REQUIRED TASK - Reproduce the complete listing without any deviation.

_ _ _ _

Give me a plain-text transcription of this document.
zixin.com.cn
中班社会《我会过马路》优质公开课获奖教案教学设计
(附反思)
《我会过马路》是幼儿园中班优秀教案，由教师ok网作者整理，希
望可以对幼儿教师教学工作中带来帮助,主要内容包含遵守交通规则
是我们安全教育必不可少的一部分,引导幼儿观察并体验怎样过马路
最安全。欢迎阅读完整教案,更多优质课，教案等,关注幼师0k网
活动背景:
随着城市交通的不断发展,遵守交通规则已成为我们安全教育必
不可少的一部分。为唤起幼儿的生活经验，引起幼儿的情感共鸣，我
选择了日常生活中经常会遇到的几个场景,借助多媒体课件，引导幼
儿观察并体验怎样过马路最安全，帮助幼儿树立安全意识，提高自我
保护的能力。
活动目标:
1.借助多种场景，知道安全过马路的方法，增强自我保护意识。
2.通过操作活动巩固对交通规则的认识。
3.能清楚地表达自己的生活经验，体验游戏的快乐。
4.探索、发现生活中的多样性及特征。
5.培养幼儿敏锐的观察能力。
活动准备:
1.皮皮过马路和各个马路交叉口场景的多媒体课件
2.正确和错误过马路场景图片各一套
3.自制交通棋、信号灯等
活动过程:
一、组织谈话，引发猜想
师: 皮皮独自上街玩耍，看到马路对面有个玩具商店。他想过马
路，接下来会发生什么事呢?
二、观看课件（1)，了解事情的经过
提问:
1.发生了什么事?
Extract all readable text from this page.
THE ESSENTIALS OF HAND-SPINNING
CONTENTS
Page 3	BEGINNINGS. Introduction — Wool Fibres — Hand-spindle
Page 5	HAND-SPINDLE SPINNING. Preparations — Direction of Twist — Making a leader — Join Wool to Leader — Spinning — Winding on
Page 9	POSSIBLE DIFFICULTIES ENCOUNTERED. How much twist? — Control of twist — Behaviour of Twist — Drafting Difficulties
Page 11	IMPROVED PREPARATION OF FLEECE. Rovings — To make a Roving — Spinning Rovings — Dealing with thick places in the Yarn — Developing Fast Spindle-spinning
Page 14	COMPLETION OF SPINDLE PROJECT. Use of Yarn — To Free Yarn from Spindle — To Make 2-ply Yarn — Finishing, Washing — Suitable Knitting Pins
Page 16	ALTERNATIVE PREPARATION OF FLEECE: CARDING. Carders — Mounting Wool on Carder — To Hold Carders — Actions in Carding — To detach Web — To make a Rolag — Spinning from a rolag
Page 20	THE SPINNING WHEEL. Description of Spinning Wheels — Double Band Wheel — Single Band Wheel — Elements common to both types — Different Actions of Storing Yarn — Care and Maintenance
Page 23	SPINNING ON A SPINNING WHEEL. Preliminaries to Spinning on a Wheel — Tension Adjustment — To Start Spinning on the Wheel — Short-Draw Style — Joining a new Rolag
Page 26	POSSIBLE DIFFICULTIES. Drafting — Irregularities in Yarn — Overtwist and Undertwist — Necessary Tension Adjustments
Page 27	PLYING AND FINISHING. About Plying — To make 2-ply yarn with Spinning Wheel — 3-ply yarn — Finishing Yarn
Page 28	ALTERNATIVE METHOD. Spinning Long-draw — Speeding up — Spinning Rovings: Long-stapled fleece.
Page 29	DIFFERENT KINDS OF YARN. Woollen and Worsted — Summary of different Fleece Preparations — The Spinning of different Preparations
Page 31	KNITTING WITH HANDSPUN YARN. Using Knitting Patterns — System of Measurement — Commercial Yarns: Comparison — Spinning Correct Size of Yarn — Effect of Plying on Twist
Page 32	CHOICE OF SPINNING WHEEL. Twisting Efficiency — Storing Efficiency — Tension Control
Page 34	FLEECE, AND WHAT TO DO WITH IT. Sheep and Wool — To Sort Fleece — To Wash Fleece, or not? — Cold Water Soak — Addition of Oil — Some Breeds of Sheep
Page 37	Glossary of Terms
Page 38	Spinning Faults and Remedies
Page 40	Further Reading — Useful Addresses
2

_ _ _ _

FULL OUTPUT -
Give me a plain-text transcription of this document.
zixin.com.cn
中班社会《我会过马路》优质公开课获奖教案教学设计
(附反思)
《我会过马路》是幼儿园中班优秀教案，由教师ok网作者整理，希
望可以对幼儿教师教学工作中带来帮助,主要内容包含遵守交通规则
是我们安全教育必不可少的一部分,引导幼儿观察并体验怎样过马路
最安全。欢迎阅读完整教案,更多优质课，教案等,关注幼师0k网
活动背景:
随着城市交通的不断发展,遵守交通规则已成为我们安全教育必
不可少的一部分。为唤起幼儿的生活经验，引起幼儿的情感共鸣，我
选择了日常生活中经常会遇到的几个场景,借助多媒体课件，引导幼
儿观察并体验怎样过马路最安全，帮助幼儿树立安全意识，提高自我
保护的能力。
活动目标:
1.借助多种场景，知道安全过马路的方法，增强自我保护意识。
2.通过操作活动巩固对交通规则的认识。
3.能清楚地表达自己的生活经验，体验游戏的快乐。
4.探索、发现生活中的多样性及特征。
5.培养幼儿敏锐的观察能力。
活动准备:
1.皮皮过马路和各个马路交叉口场景的多媒体课件
2.正确和错误过马路场景图片各一套
3.自制交通棋、信号灯等
活动过程:
一、组织谈话，引发猜想
师: 皮皮独自上街玩耍，看到马路对面有个玩具商店。他想过马
路，接下来会发生什么事呢?
二、观看课件（1)，了解事情的经过
提问:
1.发生了什么事?
Extract all readable text from this page.
THE ESSENTIALS OF HAND-SPINNING
CONTENTS
Page 3	BEGINNINGS. Introduction — Wool Fibres — Hand-spindle
Page 5	HAND-SPINDLE SPINNING. Preparations — Direction of Twist — Making a leader — Join Wool to Leader — Spinning — Winding on
Page 9	POSSIBLE DIFFICULTIES ENCOUNTERED. How much twist? — Control of twist — Behaviour of Twist — Drafting Difficulties
Page 11	IMPROVED PREPARATION OF FLEECE. Rovings — To make a Roving — Spinning Rovings — Dealing with thick places in the Yarn — Developing Fast Spindle-spinning
Page 14	COMPLETION OF SPINDLE PROJECT. Use of Yarn — To Free Yarn from Spindle — To Make 2-ply Yarn — Finishing, Washing — Suitable Knitting Pins
Page 16	ALTERNATIVE PREPARATION OF FLEECE: CARDING. Carders — Mounting Wool on Carder — To Hold Carders — Actions in Carding — To detach Web — To make a Rolag — Spinning from a rolag
Page 20	THE SPINNING WHEEL. Description of Spinning Wheels — Double Band Wheel — Single Band Wheel — Elements common to both types — Different Actions of Storing Yarn — Care and Maintenance
Page 23	SPINNING ON A SPINNING WHEEL. Preliminaries to Spinning on a Wheel — Tension Adjustment — To Start Spinning on the Wheel — Short-Draw Style — Joining a new Rolag
Page 26	POSSIBLE DIFFICULTIES. Drafting — Irregularities in Yarn — Overtwist and Undertwist — Necessary Tension Adjustments
Page 27	PLYING AND FINISHING. About Plying — To make 2-ply yarn with Spinning Wheel — 3-ply yarn — Finishing Yarn
Page 28	ALTERNATIVE METHOD. Spinning Long-draw — Speeding up — Spinning Rovings: Long-stapled fleece.
Page 29	DIFFERENT KINDS OF YARN. Woollen and Worsted — Summary of different Fleece Preparations — The Spinning of different Preparations
Page 31	KNITTING WITH HANDSPUN YARN. Using Knitting Patterns — System of Measurement — Commercial Yarns: Comparison — Spinning Correct Size of Yarn — Effect of Plying on Twist
Page 32	CHOICE OF SPINNING WHEEL. Twisting Efficiency — Storing Efficiency — Tension Control
Page 34	FLEECE, AND WHAT TO DO WITH IT. Sheep and Wool — To Sort Fleece — To Wash Fleece, or not? — Cold Water Soak — Addition of Oil — Some Breeds of Sheep
Page 37	Glossary of Terms
Page 38	Spinning Faults and Remedies
Page 40	Further Reading — Useful Addresses
2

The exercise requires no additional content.